BEGIN MATERIAL FOR THIS EXERCISE
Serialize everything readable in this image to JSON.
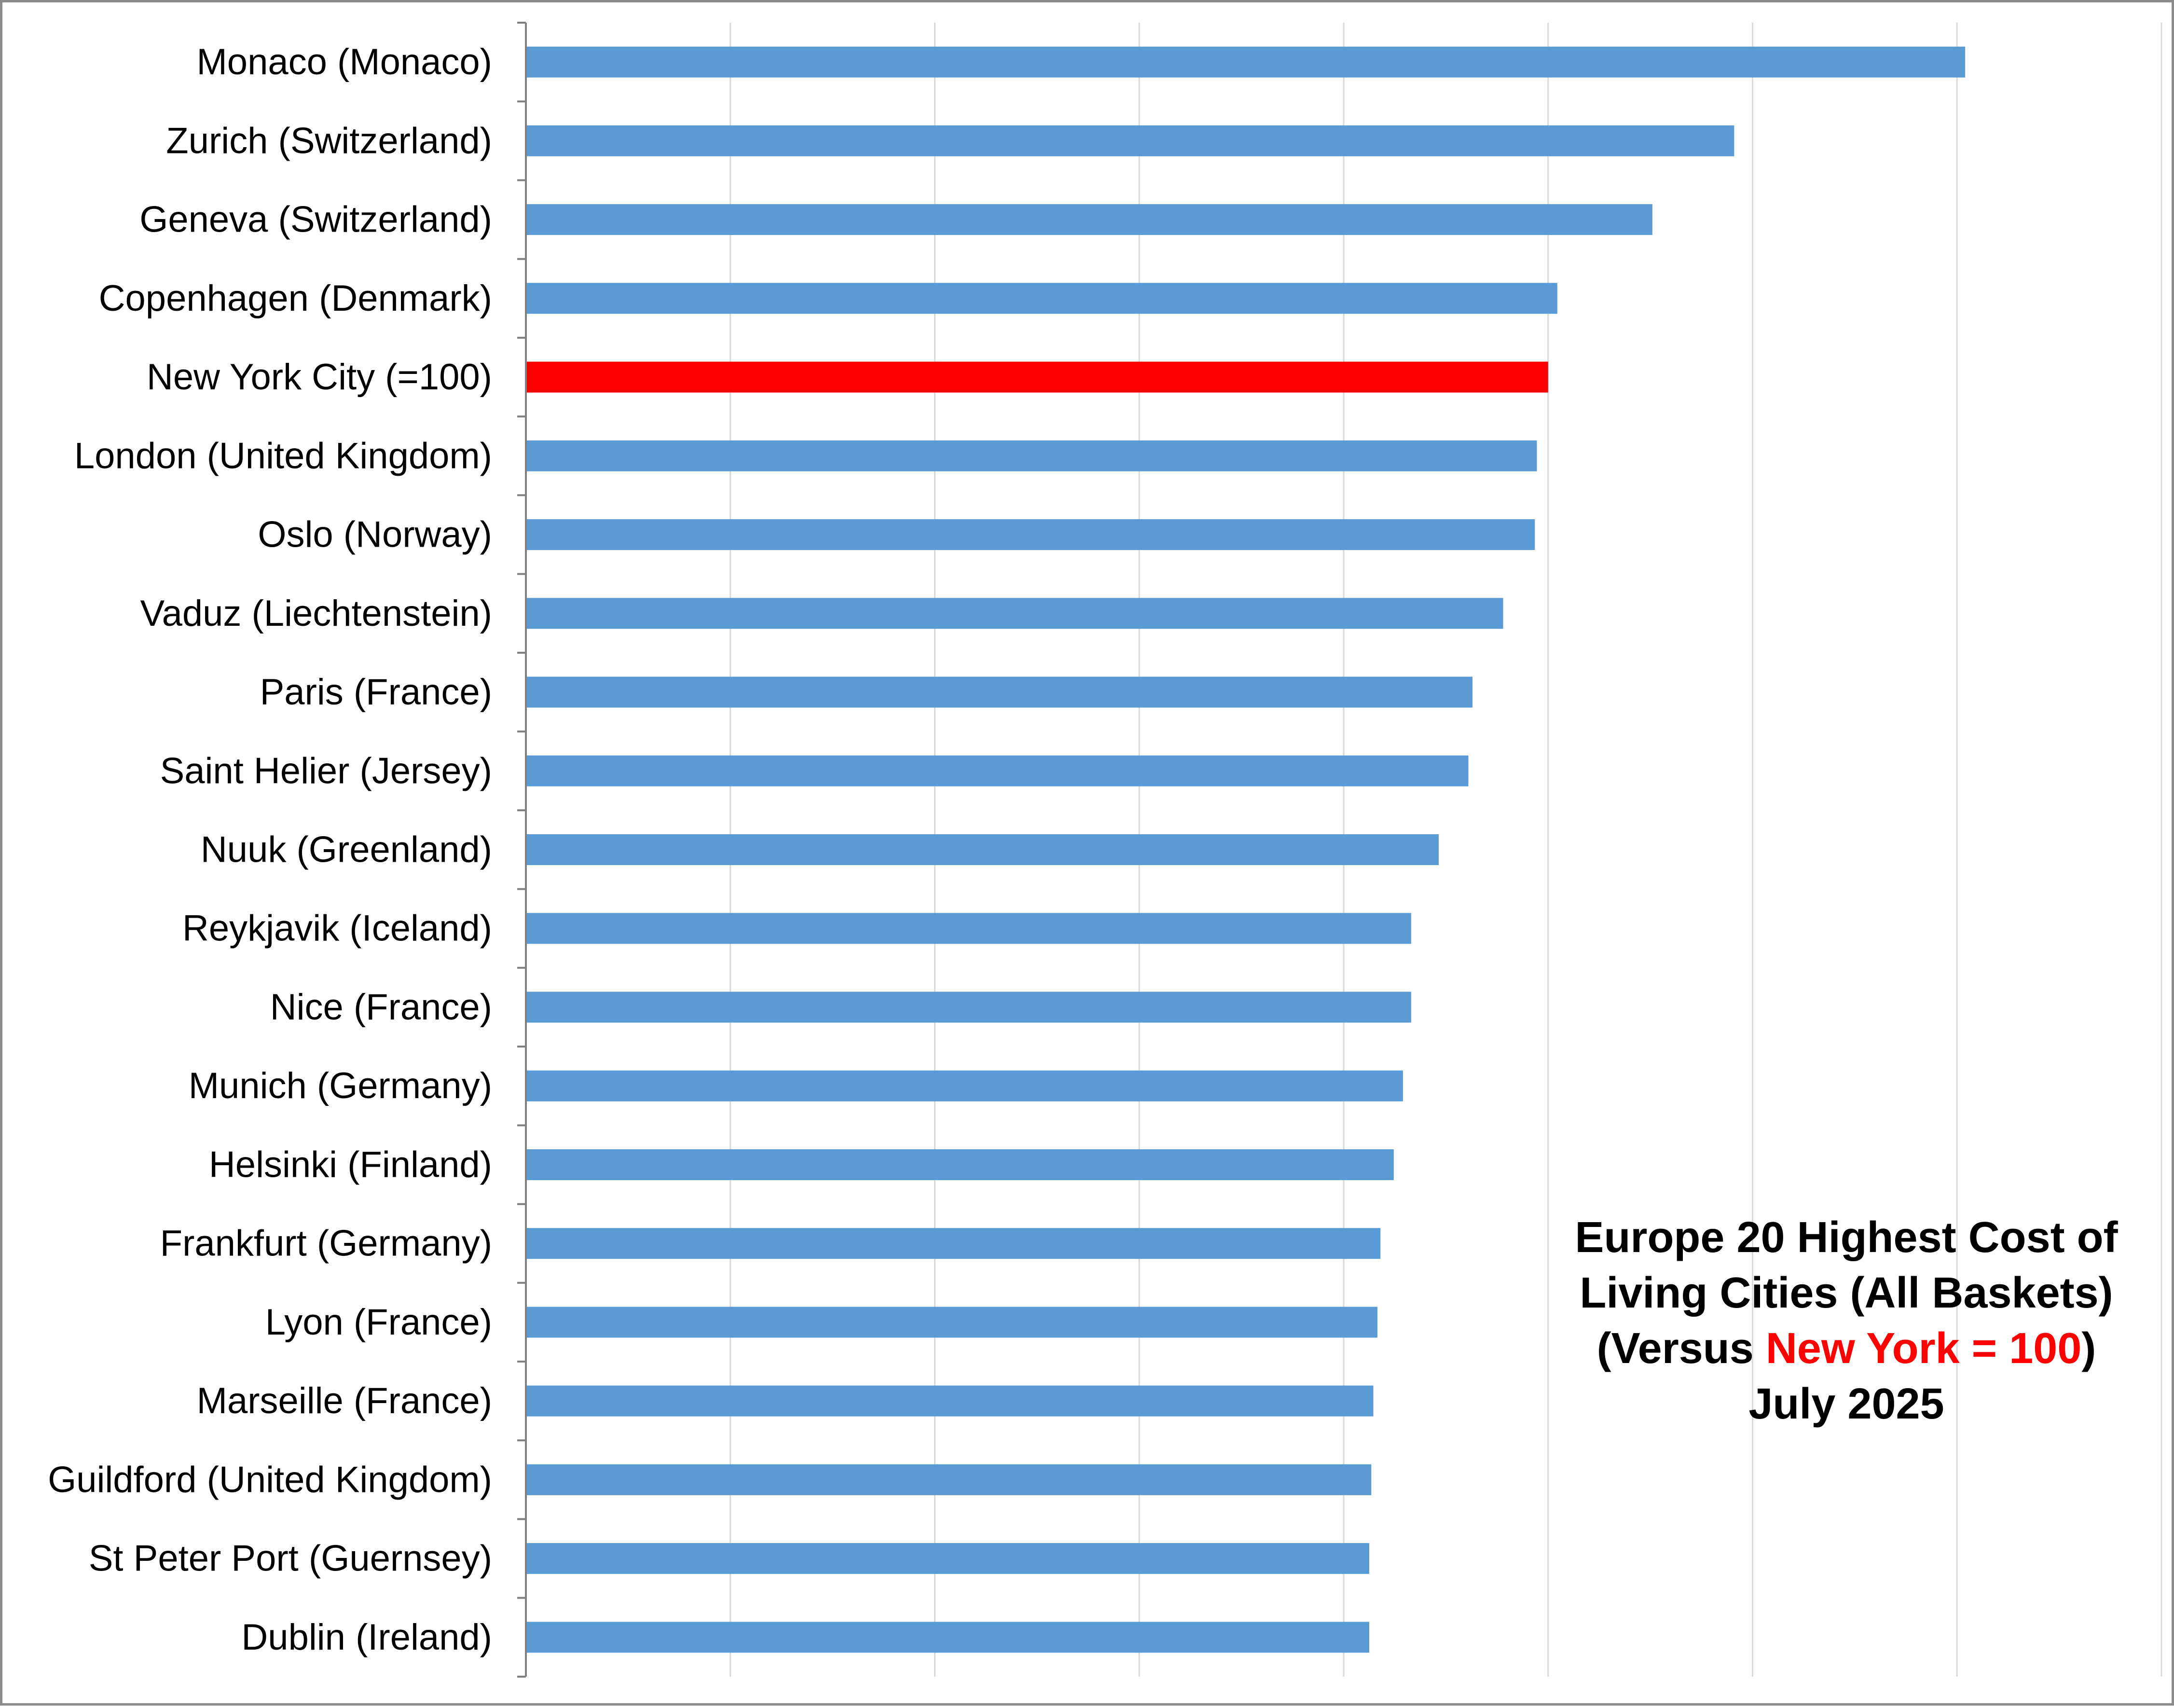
{
  "chart_data": {
    "type": "bar",
    "orientation": "horizontal",
    "title_lines": [
      "Europe 20 Highest Cost of",
      "Living Cities (All Baskets)",
      [
        "(Versus ",
        "New York = 100",
        ")"
      ],
      "July 2025"
    ],
    "categories": [
      "Monaco (Monaco)",
      "Zurich (Switzerland)",
      "Geneva (Switzerland)",
      "Copenhagen (Denmark)",
      "New York City (=100)",
      "London (United Kingdom)",
      "Oslo (Norway)",
      "Vaduz (Liechtenstein)",
      "Paris (France)",
      "Saint Helier (Jersey)",
      "Nuuk (Greenland)",
      "Reykjavik (Iceland)",
      "Nice (France)",
      "Munich (Germany)",
      "Helsinki (Finland)",
      "Frankfurt (Germany)",
      "Lyon (France)",
      "Marseille (France)",
      "Guildford (United Kingdom)",
      "St Peter Port (Guernsey)",
      "Dublin (Ireland)"
    ],
    "values": [
      140.8,
      118.2,
      110.2,
      100.9,
      100,
      98.9,
      98.7,
      95.6,
      92.6,
      92.2,
      89.3,
      86.6,
      86.6,
      85.8,
      84.9,
      83.6,
      83.3,
      82.9,
      82.7,
      82.5,
      82.5
    ],
    "xlim": [
      0,
      160
    ],
    "x_gridlines": [
      20,
      40,
      60,
      80,
      100,
      120,
      140,
      160
    ],
    "x_tick_labels_visible": false,
    "grid": true,
    "legend": "none",
    "colors": {
      "bar": "#5b9bd5",
      "highlight_bar": "#ff0000",
      "highlight_category": "New York City (=100)",
      "gridline": "#d9d9d9",
      "axis": "#808080",
      "title_highlight": "#ff0000"
    }
  }
}
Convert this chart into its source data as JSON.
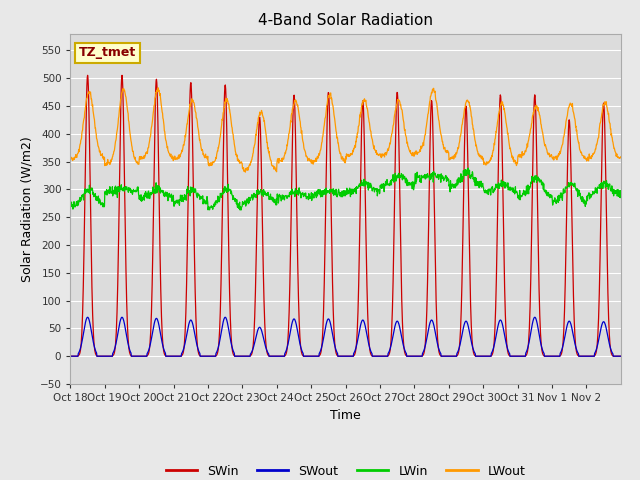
{
  "title": "4-Band Solar Radiation",
  "xlabel": "Time",
  "ylabel": "Solar Radiation (W/m2)",
  "ylim": [
    -50,
    580
  ],
  "yticks": [
    -50,
    0,
    50,
    100,
    150,
    200,
    250,
    300,
    350,
    400,
    450,
    500,
    550
  ],
  "fig_bg_color": "#e8e8e8",
  "plot_bg_color": "#dcdcdc",
  "colors": {
    "SWin": "#cc0000",
    "SWout": "#0000cc",
    "LWin": "#00cc00",
    "LWout": "#ff9900"
  },
  "annotation_label": "TZ_tmet",
  "annotation_bg": "#ffffcc",
  "annotation_border": "#ccaa00",
  "annotation_text_color": "#880000",
  "x_tick_labels": [
    "Oct 18",
    "Oct 19",
    "Oct 20",
    "Oct 21",
    "Oct 22",
    "Oct 23",
    "Oct 24",
    "Oct 25",
    "Oct 26",
    "Oct 27",
    "Oct 28",
    "Oct 29",
    "Oct 30",
    "Oct 31",
    "Nov 1",
    "Nov 2"
  ],
  "n_days": 16,
  "swin_peaks": [
    505,
    505,
    498,
    492,
    488,
    430,
    470,
    475,
    460,
    475,
    460,
    450,
    470,
    470,
    425,
    455
  ],
  "swout_peaks": [
    70,
    70,
    68,
    65,
    70,
    52,
    67,
    67,
    65,
    63,
    65,
    63,
    65,
    70,
    63,
    62
  ],
  "lwin_base": [
    270,
    295,
    285,
    275,
    265,
    275,
    285,
    290,
    295,
    305,
    320,
    305,
    295,
    285,
    275,
    290
  ],
  "lwin_peak_add": [
    30,
    5,
    15,
    25,
    35,
    20,
    10,
    5,
    15,
    20,
    5,
    25,
    15,
    35,
    35,
    20
  ],
  "lwout_base": [
    355,
    345,
    355,
    355,
    345,
    335,
    350,
    350,
    360,
    360,
    365,
    355,
    345,
    360,
    355,
    355
  ],
  "lwout_peak_add": [
    120,
    135,
    125,
    105,
    115,
    105,
    110,
    120,
    100,
    100,
    115,
    105,
    110,
    90,
    100,
    100
  ]
}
END MATERIAL FOR THIS EXERCISE
OBJECTIVE
All entries are to be retyped exactly. Omit any embedded images.

TASK SOLUTION
Serialize everything readable in this image to JSON.
{
  "chart_data": {
    "type": "bar",
    "orientation": "horizontal",
    "title_lines": [
      "Europe 20 Highest Cost of",
      "Living Cities (All Baskets)",
      [
        "(Versus ",
        "New York = 100",
        ")"
      ],
      "July 2025"
    ],
    "categories": [
      "Monaco (Monaco)",
      "Zurich (Switzerland)",
      "Geneva (Switzerland)",
      "Copenhagen (Denmark)",
      "New York City (=100)",
      "London (United Kingdom)",
      "Oslo (Norway)",
      "Vaduz (Liechtenstein)",
      "Paris (France)",
      "Saint Helier (Jersey)",
      "Nuuk (Greenland)",
      "Reykjavik (Iceland)",
      "Nice (France)",
      "Munich (Germany)",
      "Helsinki (Finland)",
      "Frankfurt (Germany)",
      "Lyon (France)",
      "Marseille (France)",
      "Guildford (United Kingdom)",
      "St Peter Port (Guernsey)",
      "Dublin (Ireland)"
    ],
    "values": [
      140.8,
      118.2,
      110.2,
      100.9,
      100,
      98.9,
      98.7,
      95.6,
      92.6,
      92.2,
      89.3,
      86.6,
      86.6,
      85.8,
      84.9,
      83.6,
      83.3,
      82.9,
      82.7,
      82.5,
      82.5
    ],
    "xlim": [
      0,
      160
    ],
    "x_gridlines": [
      20,
      40,
      60,
      80,
      100,
      120,
      140,
      160
    ],
    "x_tick_labels_visible": false,
    "grid": true,
    "legend": "none",
    "colors": {
      "bar": "#5b9bd5",
      "highlight_bar": "#ff0000",
      "highlight_category": "New York City (=100)",
      "gridline": "#d9d9d9",
      "axis": "#808080",
      "title_highlight": "#ff0000"
    }
  }
}
Convert this chart into its source data as JSON.
{
  "title": "4-Band Solar Radiation",
  "xlabel": "Time",
  "ylabel": "Solar Radiation (W/m2)",
  "ylim": [
    -50,
    580
  ],
  "yticks": [
    -50,
    0,
    50,
    100,
    150,
    200,
    250,
    300,
    350,
    400,
    450,
    500,
    550
  ],
  "fig_bg_color": "#e8e8e8",
  "plot_bg_color": "#dcdcdc",
  "colors": {
    "SWin": "#cc0000",
    "SWout": "#0000cc",
    "LWin": "#00cc00",
    "LWout": "#ff9900"
  },
  "annotation_label": "TZ_tmet",
  "annotation_bg": "#ffffcc",
  "annotation_border": "#ccaa00",
  "annotation_text_color": "#880000",
  "x_tick_labels": [
    "Oct 18",
    "Oct 19",
    "Oct 20",
    "Oct 21",
    "Oct 22",
    "Oct 23",
    "Oct 24",
    "Oct 25",
    "Oct 26",
    "Oct 27",
    "Oct 28",
    "Oct 29",
    "Oct 30",
    "Oct 31",
    "Nov 1",
    "Nov 2"
  ],
  "n_days": 16,
  "swin_peaks": [
    505,
    505,
    498,
    492,
    488,
    430,
    470,
    475,
    460,
    475,
    460,
    450,
    470,
    470,
    425,
    455
  ],
  "swout_peaks": [
    70,
    70,
    68,
    65,
    70,
    52,
    67,
    67,
    65,
    63,
    65,
    63,
    65,
    70,
    63,
    62
  ],
  "lwin_base": [
    270,
    295,
    285,
    275,
    265,
    275,
    285,
    290,
    295,
    305,
    320,
    305,
    295,
    285,
    275,
    290
  ],
  "lwin_peak_add": [
    30,
    5,
    15,
    25,
    35,
    20,
    10,
    5,
    15,
    20,
    5,
    25,
    15,
    35,
    35,
    20
  ],
  "lwout_base": [
    355,
    345,
    355,
    355,
    345,
    335,
    350,
    350,
    360,
    360,
    365,
    355,
    345,
    360,
    355,
    355
  ],
  "lwout_peak_add": [
    120,
    135,
    125,
    105,
    115,
    105,
    110,
    120,
    100,
    100,
    115,
    105,
    110,
    90,
    100,
    100
  ]
}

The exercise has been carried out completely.